GOAL: Reproduce each of the rows below word for word, leaving none out.

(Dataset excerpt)
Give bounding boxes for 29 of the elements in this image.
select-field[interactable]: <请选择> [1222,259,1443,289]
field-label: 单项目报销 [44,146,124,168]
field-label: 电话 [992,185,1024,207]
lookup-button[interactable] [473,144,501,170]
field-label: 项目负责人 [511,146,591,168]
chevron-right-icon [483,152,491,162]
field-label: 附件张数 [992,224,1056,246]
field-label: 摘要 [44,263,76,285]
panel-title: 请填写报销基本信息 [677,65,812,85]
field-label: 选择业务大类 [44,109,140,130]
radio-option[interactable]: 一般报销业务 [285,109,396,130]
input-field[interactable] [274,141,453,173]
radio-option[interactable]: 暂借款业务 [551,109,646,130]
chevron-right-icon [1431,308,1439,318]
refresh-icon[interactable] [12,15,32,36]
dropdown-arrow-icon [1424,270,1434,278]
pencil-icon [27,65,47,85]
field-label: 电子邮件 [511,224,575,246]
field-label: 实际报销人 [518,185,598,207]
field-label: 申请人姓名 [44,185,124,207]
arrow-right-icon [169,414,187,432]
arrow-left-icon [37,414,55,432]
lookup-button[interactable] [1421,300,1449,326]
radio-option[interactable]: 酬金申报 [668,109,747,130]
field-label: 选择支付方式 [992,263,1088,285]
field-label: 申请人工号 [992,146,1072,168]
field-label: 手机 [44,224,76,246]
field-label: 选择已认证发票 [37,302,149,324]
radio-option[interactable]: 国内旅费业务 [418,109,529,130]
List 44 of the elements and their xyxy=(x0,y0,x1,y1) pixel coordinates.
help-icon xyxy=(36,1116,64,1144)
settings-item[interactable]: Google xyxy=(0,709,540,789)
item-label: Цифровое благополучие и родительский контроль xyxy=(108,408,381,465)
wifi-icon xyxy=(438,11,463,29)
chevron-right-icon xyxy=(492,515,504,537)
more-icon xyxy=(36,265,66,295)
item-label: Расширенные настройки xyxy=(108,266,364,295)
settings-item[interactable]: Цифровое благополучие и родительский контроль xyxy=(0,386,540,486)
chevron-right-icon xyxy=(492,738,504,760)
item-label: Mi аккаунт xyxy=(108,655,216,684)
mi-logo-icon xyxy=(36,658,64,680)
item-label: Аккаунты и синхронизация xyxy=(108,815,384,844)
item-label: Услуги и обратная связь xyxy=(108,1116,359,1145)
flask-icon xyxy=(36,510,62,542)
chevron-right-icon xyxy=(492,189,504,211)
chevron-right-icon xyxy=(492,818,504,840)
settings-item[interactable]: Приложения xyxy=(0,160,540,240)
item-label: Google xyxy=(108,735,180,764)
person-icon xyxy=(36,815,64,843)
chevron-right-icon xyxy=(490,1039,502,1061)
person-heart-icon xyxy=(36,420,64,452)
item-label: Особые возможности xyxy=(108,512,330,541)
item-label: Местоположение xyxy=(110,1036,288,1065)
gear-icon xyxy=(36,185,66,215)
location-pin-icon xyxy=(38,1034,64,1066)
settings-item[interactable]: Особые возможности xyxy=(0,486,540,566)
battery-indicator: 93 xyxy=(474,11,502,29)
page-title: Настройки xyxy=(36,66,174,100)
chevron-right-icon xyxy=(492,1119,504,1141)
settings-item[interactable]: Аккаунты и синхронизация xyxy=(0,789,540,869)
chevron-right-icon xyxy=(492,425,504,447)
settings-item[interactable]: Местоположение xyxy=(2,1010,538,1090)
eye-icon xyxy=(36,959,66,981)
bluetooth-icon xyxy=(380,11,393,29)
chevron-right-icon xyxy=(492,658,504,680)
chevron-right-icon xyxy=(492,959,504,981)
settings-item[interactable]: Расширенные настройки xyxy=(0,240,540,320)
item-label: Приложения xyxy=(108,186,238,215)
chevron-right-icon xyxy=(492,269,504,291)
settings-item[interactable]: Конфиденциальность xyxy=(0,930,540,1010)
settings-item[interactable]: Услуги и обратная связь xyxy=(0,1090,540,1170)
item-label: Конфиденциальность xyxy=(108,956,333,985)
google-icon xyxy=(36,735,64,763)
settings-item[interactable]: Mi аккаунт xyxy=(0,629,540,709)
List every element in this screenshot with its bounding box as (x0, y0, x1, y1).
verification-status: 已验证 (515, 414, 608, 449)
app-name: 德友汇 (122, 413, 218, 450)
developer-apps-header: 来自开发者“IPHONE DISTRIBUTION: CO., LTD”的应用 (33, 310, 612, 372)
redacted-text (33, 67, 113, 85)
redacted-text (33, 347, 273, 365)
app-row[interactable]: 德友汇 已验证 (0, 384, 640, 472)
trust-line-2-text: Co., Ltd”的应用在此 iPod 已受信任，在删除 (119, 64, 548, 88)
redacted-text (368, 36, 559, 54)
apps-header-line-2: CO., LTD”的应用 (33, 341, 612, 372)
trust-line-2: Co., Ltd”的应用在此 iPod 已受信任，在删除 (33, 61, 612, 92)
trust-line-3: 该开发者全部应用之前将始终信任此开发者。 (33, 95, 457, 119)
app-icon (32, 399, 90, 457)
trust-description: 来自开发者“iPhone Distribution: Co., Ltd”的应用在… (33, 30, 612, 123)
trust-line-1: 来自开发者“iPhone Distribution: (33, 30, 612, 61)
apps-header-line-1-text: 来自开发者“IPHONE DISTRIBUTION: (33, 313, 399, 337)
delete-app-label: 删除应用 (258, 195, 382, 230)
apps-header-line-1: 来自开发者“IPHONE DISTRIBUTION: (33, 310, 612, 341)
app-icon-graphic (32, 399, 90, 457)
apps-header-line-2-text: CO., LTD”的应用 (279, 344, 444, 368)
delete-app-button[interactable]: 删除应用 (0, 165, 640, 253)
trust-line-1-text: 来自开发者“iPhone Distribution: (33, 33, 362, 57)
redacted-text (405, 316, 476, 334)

CORRECT ANSWER:
Give bounding boxes for 29 of the elements in this image.
select-field[interactable]: <请选择> [1222,259,1443,289]
field-label: 单项目报销 [44,146,124,168]
field-label: 电话 [992,185,1024,207]
lookup-button[interactable] [473,144,501,170]
field-label: 项目负责人 [511,146,591,168]
chevron-right-icon [483,152,491,162]
field-label: 附件张数 [992,224,1056,246]
field-label: 摘要 [44,263,76,285]
panel-title: 请填写报销基本信息 [677,65,812,85]
field-label: 选择业务大类 [44,109,140,130]
radio-option[interactable]: 一般报销业务 [285,109,396,130]
input-field[interactable] [274,141,453,173]
radio-option[interactable]: 暂借款业务 [551,109,646,130]
chevron-right-icon [1431,308,1439,318]
refresh-icon[interactable] [12,15,32,36]
dropdown-arrow-icon [1424,270,1434,278]
pencil-icon [27,65,47,85]
field-label: 电子邮件 [511,224,575,246]
field-label: 实际报销人 [518,185,598,207]
field-label: 申请人姓名 [44,185,124,207]
arrow-right-icon [169,414,187,432]
arrow-left-icon [37,414,55,432]
lookup-button[interactable] [1421,300,1449,326]
radio-option[interactable]: 酬金申报 [668,109,747,130]
field-label: 选择支付方式 [992,263,1088,285]
field-label: 申请人工号 [992,146,1072,168]
field-label: 手机 [44,224,76,246]
field-label: 选择已认证发票 [37,302,149,324]
radio-option[interactable]: 国内旅费业务 [418,109,529,130]
List 44 of the elements and their xyxy=(x0,y0,x1,y1) pixel coordinates.
help-icon xyxy=(36,1116,64,1144)
settings-item[interactable]: Google xyxy=(0,709,540,789)
item-label: Цифровое благополучие и родительский контроль xyxy=(108,408,381,465)
wifi-icon xyxy=(438,11,463,29)
chevron-right-icon xyxy=(492,515,504,537)
more-icon xyxy=(36,265,66,295)
item-label: Расширенные настройки xyxy=(108,266,364,295)
settings-item[interactable]: Цифровое благополучие и родительский контроль xyxy=(0,386,540,486)
chevron-right-icon xyxy=(492,738,504,760)
item-label: Mi аккаунт xyxy=(108,655,216,684)
mi-logo-icon xyxy=(36,658,64,680)
item-label: Аккаунты и синхронизация xyxy=(108,815,384,844)
item-label: Услуги и обратная связь xyxy=(108,1116,359,1145)
flask-icon xyxy=(36,510,62,542)
chevron-right-icon xyxy=(492,189,504,211)
chevron-right-icon xyxy=(492,818,504,840)
settings-item[interactable]: Приложения xyxy=(0,160,540,240)
item-label: Google xyxy=(108,735,180,764)
person-icon xyxy=(36,815,64,843)
chevron-right-icon xyxy=(490,1039,502,1061)
person-heart-icon xyxy=(36,420,64,452)
item-label: Особые возможности xyxy=(108,512,330,541)
item-label: Местоположение xyxy=(110,1036,288,1065)
gear-icon xyxy=(36,185,66,215)
location-pin-icon xyxy=(38,1034,64,1066)
settings-item[interactable]: Особые возможности xyxy=(0,486,540,566)
battery-indicator: 93 xyxy=(474,11,502,29)
page-title: Настройки xyxy=(36,66,174,100)
chevron-right-icon xyxy=(492,1119,504,1141)
settings-item[interactable]: Аккаунты и синхронизация xyxy=(0,789,540,869)
chevron-right-icon xyxy=(492,425,504,447)
settings-item[interactable]: Местоположение xyxy=(2,1010,538,1090)
eye-icon xyxy=(36,959,66,981)
bluetooth-icon xyxy=(380,11,393,29)
chevron-right-icon xyxy=(492,658,504,680)
chevron-right-icon xyxy=(492,959,504,981)
settings-item[interactable]: Расширенные настройки xyxy=(0,240,540,320)
item-label: Приложения xyxy=(108,186,238,215)
chevron-right-icon xyxy=(492,269,504,291)
settings-item[interactable]: Конфиденциальность xyxy=(0,930,540,1010)
settings-item[interactable]: Услуги и обратная связь xyxy=(0,1090,540,1170)
item-label: Конфиденциальность xyxy=(108,956,333,985)
google-icon xyxy=(36,735,64,763)
settings-item[interactable]: Mi аккаунт xyxy=(0,629,540,709)
List every element in this screenshot with its bounding box as (x0, y0, x1, y1).
verification-status: 已验证 (515, 414, 608, 449)
app-name: 德友汇 (122, 413, 218, 450)
developer-apps-header: 来自开发者“IPHONE DISTRIBUTION: CO., LTD”的应用 (33, 310, 612, 372)
redacted-text (33, 67, 113, 85)
redacted-text (33, 347, 273, 365)
app-row[interactable]: 德友汇 已验证 (0, 384, 640, 472)
trust-line-2-text: Co., Ltd”的应用在此 iPod 已受信任，在删除 (119, 64, 548, 88)
redacted-text (368, 36, 559, 54)
apps-header-line-2: CO., LTD”的应用 (33, 341, 612, 372)
trust-line-2: Co., Ltd”的应用在此 iPod 已受信任，在删除 (33, 61, 612, 92)
trust-line-3: 该开发者全部应用之前将始终信任此开发者。 (33, 95, 457, 119)
app-icon (32, 399, 90, 457)
trust-description: 来自开发者“iPhone Distribution: Co., Ltd”的应用在… (33, 30, 612, 123)
trust-line-1: 来自开发者“iPhone Distribution: (33, 30, 612, 61)
apps-header-line-1-text: 来自开发者“IPHONE DISTRIBUTION: (33, 313, 399, 337)
delete-app-label: 删除应用 (258, 195, 382, 230)
apps-header-line-1: 来自开发者“IPHONE DISTRIBUTION: (33, 310, 612, 341)
app-icon-graphic (32, 399, 90, 457)
apps-header-line-2-text: CO., LTD”的应用 (279, 344, 444, 368)
delete-app-button[interactable]: 删除应用 (0, 165, 640, 253)
trust-line-1-text: 来自开发者“iPhone Distribution: (33, 33, 362, 57)
redacted-text (405, 316, 476, 334)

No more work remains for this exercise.